> The request: Reproduce each line from the records that holds "name".

> Source data:
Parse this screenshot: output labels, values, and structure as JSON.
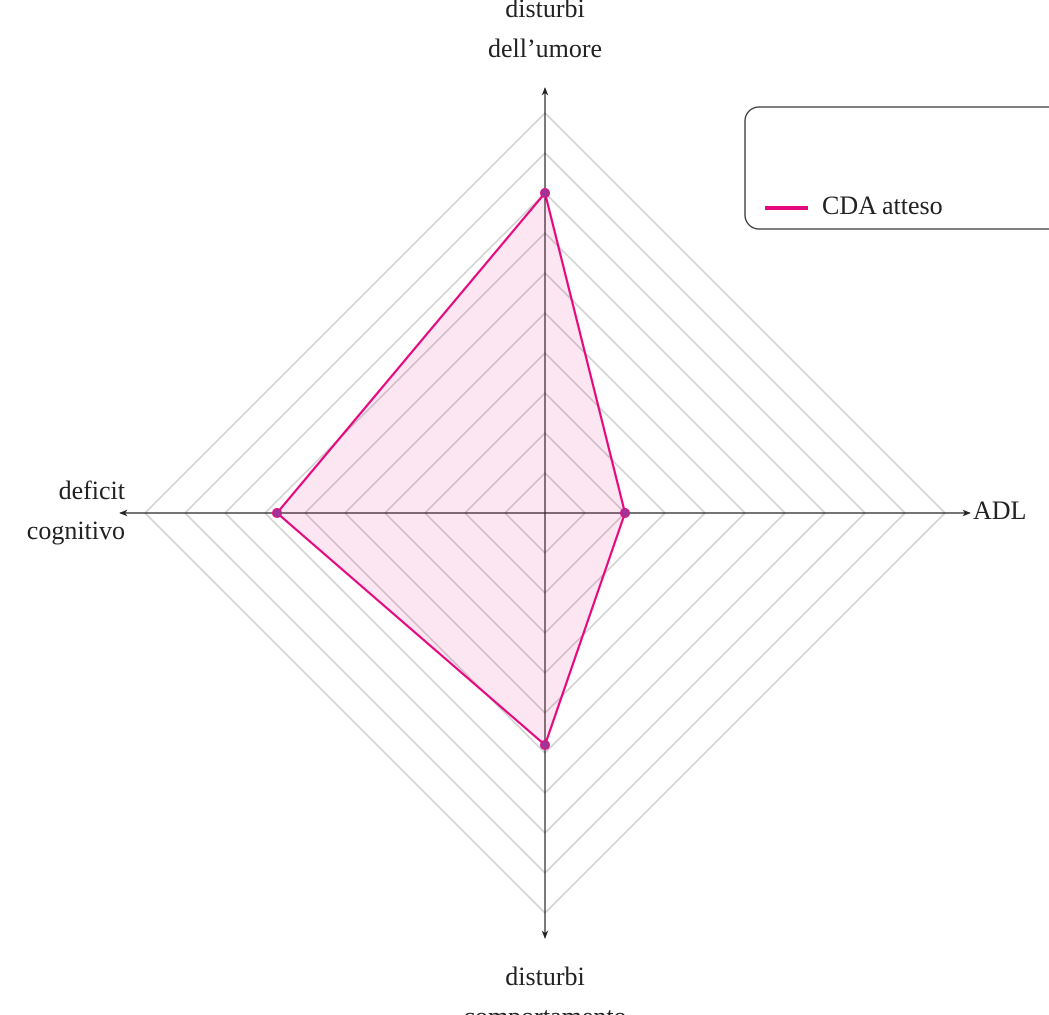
{
  "chart_data": {
    "type": "radar",
    "categories": [
      [
        "disturbi",
        "dell’umore"
      ],
      [
        "ADL"
      ],
      [
        "disturbi",
        "comportamento"
      ],
      [
        "deficit",
        "cognitivo"
      ]
    ],
    "series": [
      {
        "name": "CDA atteso",
        "color": "#e5097f",
        "marker_color": "#a23497",
        "values": [
          8,
          2,
          5.8,
          6.7
        ]
      }
    ],
    "rlim": [
      0,
      10
    ],
    "rticks": [
      1,
      2,
      3,
      4,
      5,
      6,
      7,
      8,
      9,
      10
    ],
    "grid": true,
    "legend": "upper right"
  }
}
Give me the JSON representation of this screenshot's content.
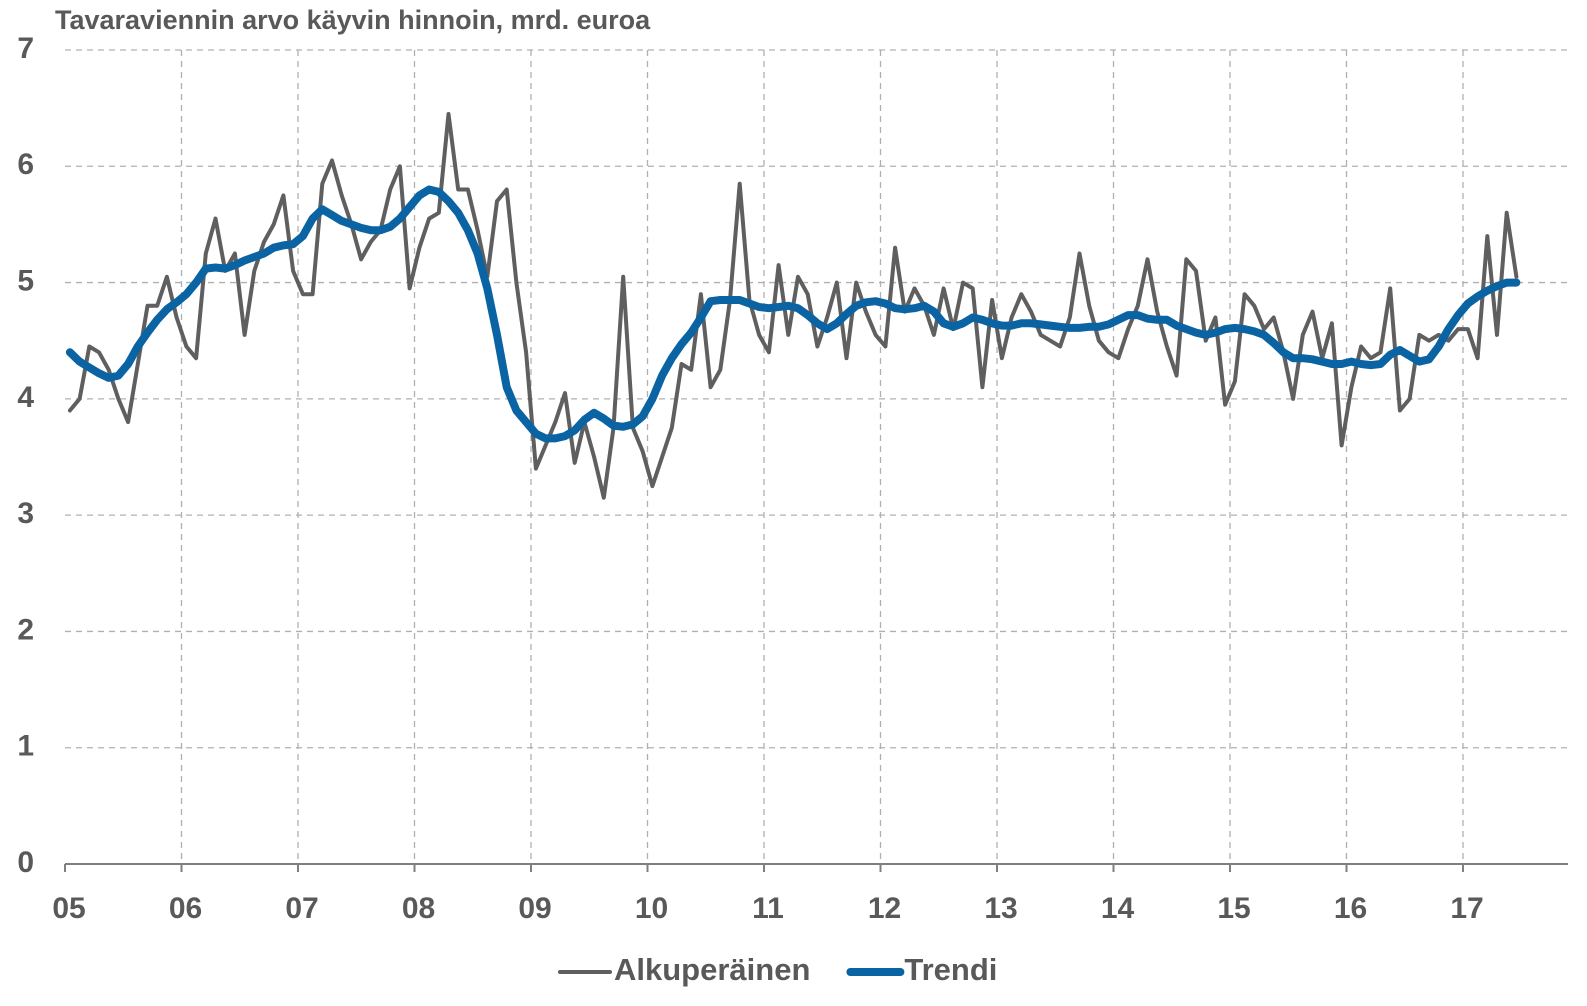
{
  "chart_data": {
    "type": "line",
    "title": "Tavaraviennin arvo käyvin hinnoin, mrd. euroa",
    "categories": [
      "05",
      null,
      null,
      null,
      null,
      null,
      null,
      null,
      null,
      null,
      null,
      null,
      "06",
      null,
      null,
      null,
      null,
      null,
      null,
      null,
      null,
      null,
      null,
      null,
      "07",
      null,
      null,
      null,
      null,
      null,
      null,
      null,
      null,
      null,
      null,
      null,
      "08",
      null,
      null,
      null,
      null,
      null,
      null,
      null,
      null,
      null,
      null,
      null,
      "09",
      null,
      null,
      null,
      null,
      null,
      null,
      null,
      null,
      null,
      null,
      null,
      "10",
      null,
      null,
      null,
      null,
      null,
      null,
      null,
      null,
      null,
      null,
      null,
      "11",
      null,
      null,
      null,
      null,
      null,
      null,
      null,
      null,
      null,
      null,
      null,
      "12",
      null,
      null,
      null,
      null,
      null,
      null,
      null,
      null,
      null,
      null,
      null,
      "13",
      null,
      null,
      null,
      null,
      null,
      null,
      null,
      null,
      null,
      null,
      null,
      "14",
      null,
      null,
      null,
      null,
      null,
      null,
      null,
      null,
      null,
      null,
      null,
      "15",
      null,
      null,
      null,
      null,
      null,
      null,
      null,
      null,
      null,
      null,
      null,
      "16",
      null,
      null,
      null,
      null,
      null,
      null,
      null,
      null,
      null,
      null,
      null,
      "17",
      null,
      null,
      null,
      null,
      null
    ],
    "series": [
      {
        "name": "Alkuperäinen",
        "color": "#5f5f5f",
        "width": 4,
        "values": [
          3.9,
          4.0,
          4.45,
          4.4,
          4.25,
          4.0,
          3.8,
          4.3,
          4.8,
          4.8,
          5.05,
          4.7,
          4.45,
          4.35,
          5.25,
          5.55,
          5.1,
          5.25,
          4.55,
          5.1,
          5.35,
          5.5,
          5.75,
          5.1,
          4.9,
          4.9,
          5.85,
          6.05,
          5.75,
          5.5,
          5.2,
          5.35,
          5.45,
          5.8,
          6.0,
          4.95,
          5.3,
          5.55,
          5.6,
          6.45,
          5.8,
          5.8,
          5.45,
          5.05,
          5.7,
          5.8,
          5.0,
          4.4,
          3.4,
          3.6,
          3.8,
          4.05,
          3.45,
          3.8,
          3.5,
          3.15,
          3.75,
          5.05,
          3.75,
          3.55,
          3.25,
          3.5,
          3.75,
          4.3,
          4.25,
          4.9,
          4.1,
          4.25,
          4.85,
          5.85,
          4.85,
          4.55,
          4.4,
          5.15,
          4.55,
          5.05,
          4.9,
          4.45,
          4.7,
          5.0,
          4.35,
          5.0,
          4.75,
          4.55,
          4.45,
          5.3,
          4.75,
          4.95,
          4.8,
          4.55,
          4.95,
          4.6,
          5.0,
          4.95,
          4.1,
          4.85,
          4.35,
          4.7,
          4.9,
          4.75,
          4.55,
          4.5,
          4.45,
          4.7,
          5.25,
          4.8,
          4.5,
          4.4,
          4.35,
          4.6,
          4.8,
          5.2,
          4.75,
          4.45,
          4.2,
          5.2,
          5.1,
          4.5,
          4.7,
          3.95,
          4.15,
          4.9,
          4.8,
          4.6,
          4.7,
          4.4,
          4.0,
          4.55,
          4.75,
          4.35,
          4.65,
          3.6,
          4.1,
          4.45,
          4.35,
          4.4,
          4.95,
          3.9,
          4.0,
          4.55,
          4.5,
          4.55,
          4.5,
          4.6,
          4.6,
          4.35,
          5.4,
          4.55,
          5.6,
          5.05
        ]
      },
      {
        "name": "Trendi",
        "color": "#0a64a4",
        "width": 8,
        "values": [
          4.4,
          4.32,
          4.27,
          4.22,
          4.18,
          4.2,
          4.3,
          4.45,
          4.57,
          4.68,
          4.77,
          4.83,
          4.9,
          5.0,
          5.12,
          5.13,
          5.12,
          5.15,
          5.19,
          5.22,
          5.25,
          5.3,
          5.32,
          5.33,
          5.4,
          5.55,
          5.63,
          5.58,
          5.53,
          5.5,
          5.47,
          5.45,
          5.45,
          5.48,
          5.55,
          5.65,
          5.75,
          5.8,
          5.78,
          5.7,
          5.6,
          5.45,
          5.25,
          4.95,
          4.55,
          4.1,
          3.9,
          3.8,
          3.7,
          3.66,
          3.66,
          3.68,
          3.73,
          3.82,
          3.88,
          3.83,
          3.77,
          3.76,
          3.78,
          3.85,
          4.0,
          4.2,
          4.35,
          4.47,
          4.57,
          4.7,
          4.84,
          4.85,
          4.85,
          4.85,
          4.82,
          4.79,
          4.78,
          4.79,
          4.8,
          4.78,
          4.72,
          4.65,
          4.6,
          4.65,
          4.73,
          4.8,
          4.83,
          4.84,
          4.82,
          4.78,
          4.77,
          4.78,
          4.8,
          4.75,
          4.65,
          4.62,
          4.65,
          4.7,
          4.68,
          4.65,
          4.63,
          4.63,
          4.65,
          4.65,
          4.64,
          4.63,
          4.62,
          4.61,
          4.61,
          4.62,
          4.62,
          4.64,
          4.68,
          4.72,
          4.72,
          4.69,
          4.68,
          4.68,
          4.63,
          4.6,
          4.57,
          4.55,
          4.57,
          4.6,
          4.61,
          4.6,
          4.58,
          4.55,
          4.48,
          4.4,
          4.35,
          4.35,
          4.34,
          4.32,
          4.3,
          4.3,
          4.32,
          4.3,
          4.29,
          4.3,
          4.38,
          4.42,
          4.37,
          4.32,
          4.34,
          4.45,
          4.6,
          4.72,
          4.82,
          4.88,
          4.93,
          4.97,
          5.0,
          5.0
        ]
      }
    ],
    "ylim": [
      0,
      7
    ],
    "yticks": [
      0,
      1,
      2,
      3,
      4,
      5,
      6,
      7
    ],
    "grid": true,
    "legend": "bottom"
  }
}
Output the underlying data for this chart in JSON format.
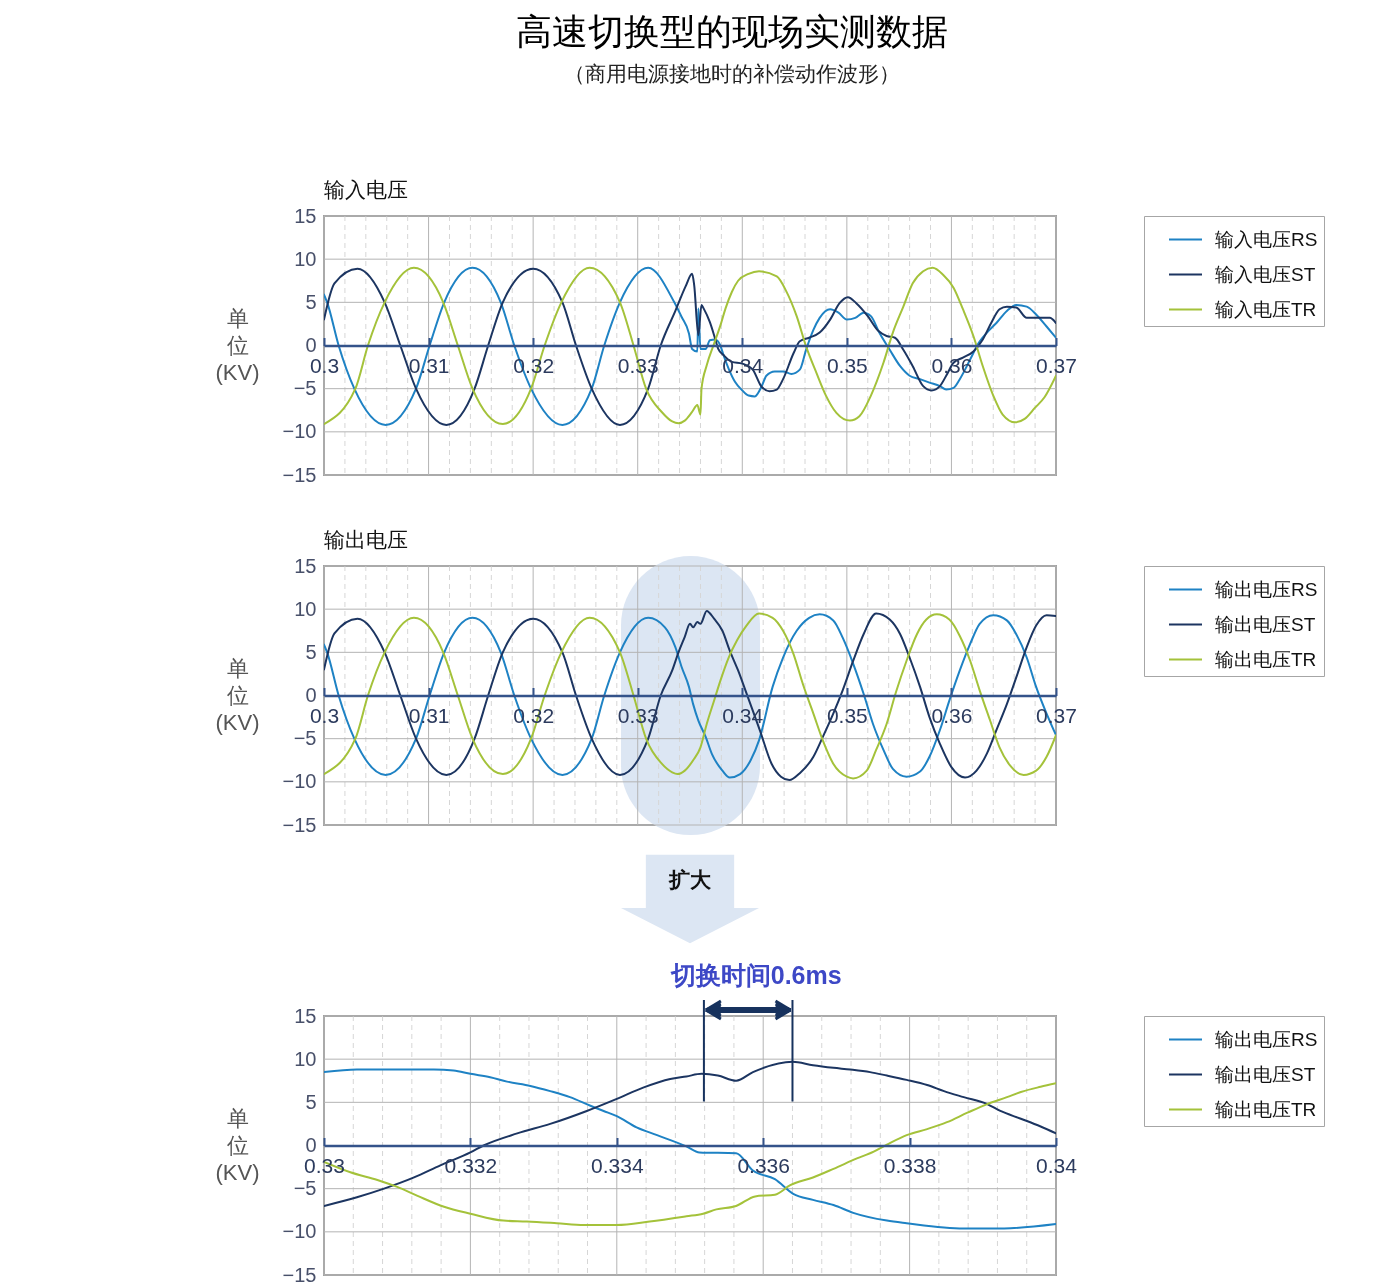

> Answer to the exercise:
        "name": "CDA atteso",
        "name": "Alkuperäinen",
        "name": "Trendi",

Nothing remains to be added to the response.